[PROBLEM REQUIREMENTS] Select and reproduce each line of the listing below that bears the string "color".

________________________________________

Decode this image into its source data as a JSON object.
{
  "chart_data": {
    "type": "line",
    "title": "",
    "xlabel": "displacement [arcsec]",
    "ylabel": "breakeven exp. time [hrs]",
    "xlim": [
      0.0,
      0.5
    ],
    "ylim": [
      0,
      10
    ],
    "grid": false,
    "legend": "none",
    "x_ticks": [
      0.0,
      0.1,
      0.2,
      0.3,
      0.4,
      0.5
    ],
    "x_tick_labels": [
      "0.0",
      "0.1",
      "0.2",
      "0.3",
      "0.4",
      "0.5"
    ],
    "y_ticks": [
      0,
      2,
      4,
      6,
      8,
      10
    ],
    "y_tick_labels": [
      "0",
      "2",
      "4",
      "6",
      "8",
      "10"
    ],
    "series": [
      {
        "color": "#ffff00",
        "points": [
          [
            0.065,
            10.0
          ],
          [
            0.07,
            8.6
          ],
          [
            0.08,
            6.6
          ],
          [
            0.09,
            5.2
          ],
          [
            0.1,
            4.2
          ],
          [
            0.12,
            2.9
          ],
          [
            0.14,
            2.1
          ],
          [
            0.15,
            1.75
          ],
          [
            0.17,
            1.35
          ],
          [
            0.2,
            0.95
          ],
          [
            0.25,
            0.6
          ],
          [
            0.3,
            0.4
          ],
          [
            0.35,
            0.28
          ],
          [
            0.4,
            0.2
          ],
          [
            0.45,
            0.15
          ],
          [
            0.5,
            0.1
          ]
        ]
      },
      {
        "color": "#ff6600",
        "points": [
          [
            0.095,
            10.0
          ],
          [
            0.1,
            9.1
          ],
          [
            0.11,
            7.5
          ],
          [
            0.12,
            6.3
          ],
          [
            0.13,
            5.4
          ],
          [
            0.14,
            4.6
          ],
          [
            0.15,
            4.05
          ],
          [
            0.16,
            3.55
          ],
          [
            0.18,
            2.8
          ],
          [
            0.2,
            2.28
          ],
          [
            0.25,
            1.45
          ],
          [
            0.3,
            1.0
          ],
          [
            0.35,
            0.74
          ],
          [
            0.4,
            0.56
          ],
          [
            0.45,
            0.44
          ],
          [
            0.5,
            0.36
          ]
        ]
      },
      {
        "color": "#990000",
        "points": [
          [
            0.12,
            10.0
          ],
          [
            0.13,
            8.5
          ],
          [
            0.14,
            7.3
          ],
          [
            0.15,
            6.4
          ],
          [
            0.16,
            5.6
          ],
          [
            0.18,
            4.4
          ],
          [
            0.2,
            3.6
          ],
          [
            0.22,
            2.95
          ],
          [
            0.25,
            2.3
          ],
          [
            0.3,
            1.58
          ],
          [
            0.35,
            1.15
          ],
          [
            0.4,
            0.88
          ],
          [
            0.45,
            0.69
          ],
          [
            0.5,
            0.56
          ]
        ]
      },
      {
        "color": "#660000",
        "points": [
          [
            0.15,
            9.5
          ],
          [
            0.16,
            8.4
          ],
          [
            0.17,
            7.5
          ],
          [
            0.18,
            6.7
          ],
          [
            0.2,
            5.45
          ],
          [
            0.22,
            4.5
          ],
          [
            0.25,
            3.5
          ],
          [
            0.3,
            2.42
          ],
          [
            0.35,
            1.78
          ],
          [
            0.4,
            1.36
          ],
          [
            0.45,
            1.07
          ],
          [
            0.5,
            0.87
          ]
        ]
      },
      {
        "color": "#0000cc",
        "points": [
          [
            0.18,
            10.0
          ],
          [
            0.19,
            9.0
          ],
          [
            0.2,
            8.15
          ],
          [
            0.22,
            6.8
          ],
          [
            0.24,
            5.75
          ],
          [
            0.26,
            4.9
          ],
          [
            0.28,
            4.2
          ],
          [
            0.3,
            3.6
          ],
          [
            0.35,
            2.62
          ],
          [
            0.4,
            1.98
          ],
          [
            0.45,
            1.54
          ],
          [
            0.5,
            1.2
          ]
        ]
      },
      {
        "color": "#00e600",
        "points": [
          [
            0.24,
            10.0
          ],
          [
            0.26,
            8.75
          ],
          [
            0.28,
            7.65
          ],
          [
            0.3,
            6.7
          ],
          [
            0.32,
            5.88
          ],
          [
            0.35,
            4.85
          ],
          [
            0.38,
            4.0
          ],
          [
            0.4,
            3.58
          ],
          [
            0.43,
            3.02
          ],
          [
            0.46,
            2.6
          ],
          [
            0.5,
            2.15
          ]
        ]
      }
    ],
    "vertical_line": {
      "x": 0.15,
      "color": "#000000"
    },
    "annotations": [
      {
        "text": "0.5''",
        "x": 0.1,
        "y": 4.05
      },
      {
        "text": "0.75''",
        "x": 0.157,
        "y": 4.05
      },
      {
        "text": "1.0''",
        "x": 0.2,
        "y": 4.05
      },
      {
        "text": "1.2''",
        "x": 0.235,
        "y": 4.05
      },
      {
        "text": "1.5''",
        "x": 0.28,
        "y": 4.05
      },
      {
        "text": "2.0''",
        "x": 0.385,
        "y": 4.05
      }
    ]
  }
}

________________________________________

[FULL SOLUTION]
        "color": "#ffff00",
        "color": "#ff6600",
        "color": "#990000",
        "color": "#660000",
        "color": "#0000cc",
        "color": "#00e600",
      "color": "#000000"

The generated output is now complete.